PROBLEM – Across the listing below, count the lines that mention the string "mean". Reply with the figure only.

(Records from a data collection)
## START
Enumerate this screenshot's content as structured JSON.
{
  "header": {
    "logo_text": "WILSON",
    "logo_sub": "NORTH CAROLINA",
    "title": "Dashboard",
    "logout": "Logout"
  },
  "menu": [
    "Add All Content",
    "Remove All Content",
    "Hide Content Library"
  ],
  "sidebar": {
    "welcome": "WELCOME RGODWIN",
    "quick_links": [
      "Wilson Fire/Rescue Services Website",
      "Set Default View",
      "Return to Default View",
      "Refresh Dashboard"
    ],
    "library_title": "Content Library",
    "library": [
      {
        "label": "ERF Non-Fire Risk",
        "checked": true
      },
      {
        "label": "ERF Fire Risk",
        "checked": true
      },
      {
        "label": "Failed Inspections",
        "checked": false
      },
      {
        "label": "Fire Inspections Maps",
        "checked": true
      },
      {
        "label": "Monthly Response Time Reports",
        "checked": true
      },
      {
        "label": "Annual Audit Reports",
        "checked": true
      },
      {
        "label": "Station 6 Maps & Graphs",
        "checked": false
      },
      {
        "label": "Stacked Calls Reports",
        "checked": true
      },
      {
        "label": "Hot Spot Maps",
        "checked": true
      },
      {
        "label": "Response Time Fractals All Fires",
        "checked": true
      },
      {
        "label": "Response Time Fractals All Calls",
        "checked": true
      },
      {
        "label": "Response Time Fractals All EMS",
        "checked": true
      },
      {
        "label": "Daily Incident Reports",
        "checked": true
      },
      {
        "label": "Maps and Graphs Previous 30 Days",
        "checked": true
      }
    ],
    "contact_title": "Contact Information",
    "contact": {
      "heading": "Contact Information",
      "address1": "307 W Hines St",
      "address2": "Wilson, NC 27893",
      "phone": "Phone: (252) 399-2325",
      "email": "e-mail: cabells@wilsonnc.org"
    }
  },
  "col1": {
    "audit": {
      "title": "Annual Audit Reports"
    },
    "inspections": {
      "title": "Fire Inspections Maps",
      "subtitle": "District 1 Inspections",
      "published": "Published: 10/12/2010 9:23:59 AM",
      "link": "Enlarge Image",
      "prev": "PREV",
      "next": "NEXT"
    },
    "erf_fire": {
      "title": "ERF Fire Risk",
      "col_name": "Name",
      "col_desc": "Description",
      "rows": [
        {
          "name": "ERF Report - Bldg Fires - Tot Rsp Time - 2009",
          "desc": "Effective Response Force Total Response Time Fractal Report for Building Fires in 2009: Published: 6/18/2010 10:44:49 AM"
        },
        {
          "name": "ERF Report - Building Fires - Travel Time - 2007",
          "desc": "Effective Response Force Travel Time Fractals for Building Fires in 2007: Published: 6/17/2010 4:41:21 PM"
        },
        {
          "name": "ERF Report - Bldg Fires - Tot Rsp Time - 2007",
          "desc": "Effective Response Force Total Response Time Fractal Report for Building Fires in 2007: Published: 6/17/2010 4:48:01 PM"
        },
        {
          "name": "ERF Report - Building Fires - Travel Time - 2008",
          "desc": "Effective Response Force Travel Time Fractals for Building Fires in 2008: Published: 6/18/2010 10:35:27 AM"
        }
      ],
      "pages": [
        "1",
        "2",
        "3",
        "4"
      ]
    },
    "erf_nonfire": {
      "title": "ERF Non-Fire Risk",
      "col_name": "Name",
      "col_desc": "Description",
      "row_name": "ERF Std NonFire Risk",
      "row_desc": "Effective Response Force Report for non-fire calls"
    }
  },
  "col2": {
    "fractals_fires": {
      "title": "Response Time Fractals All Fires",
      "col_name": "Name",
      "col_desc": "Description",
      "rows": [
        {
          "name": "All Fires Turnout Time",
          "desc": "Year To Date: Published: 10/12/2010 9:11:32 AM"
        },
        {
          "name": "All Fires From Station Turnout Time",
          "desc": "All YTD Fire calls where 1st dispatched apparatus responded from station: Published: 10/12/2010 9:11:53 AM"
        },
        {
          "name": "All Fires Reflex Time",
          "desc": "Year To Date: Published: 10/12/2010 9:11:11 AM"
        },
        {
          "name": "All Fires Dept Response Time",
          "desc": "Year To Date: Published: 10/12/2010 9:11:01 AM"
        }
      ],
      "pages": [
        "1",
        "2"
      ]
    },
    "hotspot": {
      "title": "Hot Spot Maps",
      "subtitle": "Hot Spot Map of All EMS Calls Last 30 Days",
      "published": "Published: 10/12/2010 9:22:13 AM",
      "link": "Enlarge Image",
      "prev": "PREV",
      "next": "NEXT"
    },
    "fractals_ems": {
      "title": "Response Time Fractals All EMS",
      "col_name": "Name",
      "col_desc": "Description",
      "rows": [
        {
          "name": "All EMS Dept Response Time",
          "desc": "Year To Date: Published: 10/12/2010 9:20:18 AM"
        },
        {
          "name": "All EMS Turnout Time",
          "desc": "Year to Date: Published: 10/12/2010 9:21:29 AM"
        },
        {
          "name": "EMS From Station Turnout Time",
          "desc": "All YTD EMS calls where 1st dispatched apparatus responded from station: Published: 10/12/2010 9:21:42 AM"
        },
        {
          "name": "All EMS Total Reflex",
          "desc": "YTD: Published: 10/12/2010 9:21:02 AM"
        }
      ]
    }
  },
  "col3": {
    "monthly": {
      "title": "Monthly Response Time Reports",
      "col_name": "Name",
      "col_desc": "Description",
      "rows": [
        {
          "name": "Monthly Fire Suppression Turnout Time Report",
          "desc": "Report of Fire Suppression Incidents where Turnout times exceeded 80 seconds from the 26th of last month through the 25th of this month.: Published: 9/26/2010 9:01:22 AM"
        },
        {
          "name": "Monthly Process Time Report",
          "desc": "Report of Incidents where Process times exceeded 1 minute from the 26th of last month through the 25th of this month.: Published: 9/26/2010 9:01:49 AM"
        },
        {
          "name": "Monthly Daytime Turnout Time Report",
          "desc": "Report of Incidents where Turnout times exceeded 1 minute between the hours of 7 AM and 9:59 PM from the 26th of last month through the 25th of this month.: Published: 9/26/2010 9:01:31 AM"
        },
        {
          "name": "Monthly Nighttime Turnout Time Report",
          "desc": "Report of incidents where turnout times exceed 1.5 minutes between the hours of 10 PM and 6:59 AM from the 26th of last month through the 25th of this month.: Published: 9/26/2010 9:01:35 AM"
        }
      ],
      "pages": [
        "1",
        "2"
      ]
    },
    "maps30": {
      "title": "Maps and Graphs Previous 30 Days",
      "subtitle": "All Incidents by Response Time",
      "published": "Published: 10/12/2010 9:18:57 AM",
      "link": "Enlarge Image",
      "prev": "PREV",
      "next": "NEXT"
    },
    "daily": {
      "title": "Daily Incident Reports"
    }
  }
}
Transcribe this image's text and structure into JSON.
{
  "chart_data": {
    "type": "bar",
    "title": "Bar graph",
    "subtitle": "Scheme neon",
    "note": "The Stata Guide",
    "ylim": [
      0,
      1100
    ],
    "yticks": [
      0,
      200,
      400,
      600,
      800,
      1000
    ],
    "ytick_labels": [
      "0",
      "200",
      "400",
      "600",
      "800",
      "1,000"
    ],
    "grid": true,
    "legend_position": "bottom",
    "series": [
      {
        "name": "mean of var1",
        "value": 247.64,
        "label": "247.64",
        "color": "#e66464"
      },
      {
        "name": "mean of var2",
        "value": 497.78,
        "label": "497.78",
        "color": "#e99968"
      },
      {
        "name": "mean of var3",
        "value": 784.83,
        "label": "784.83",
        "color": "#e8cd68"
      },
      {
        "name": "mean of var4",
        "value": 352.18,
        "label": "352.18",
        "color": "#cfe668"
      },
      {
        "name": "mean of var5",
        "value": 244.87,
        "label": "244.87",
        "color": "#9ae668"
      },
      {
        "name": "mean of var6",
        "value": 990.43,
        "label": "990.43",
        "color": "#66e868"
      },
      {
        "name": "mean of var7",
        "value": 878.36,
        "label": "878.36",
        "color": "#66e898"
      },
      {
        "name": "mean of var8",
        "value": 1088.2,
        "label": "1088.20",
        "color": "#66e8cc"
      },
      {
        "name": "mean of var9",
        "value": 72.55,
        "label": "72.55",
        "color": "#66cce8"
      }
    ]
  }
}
## END
RESULT BELOW – 9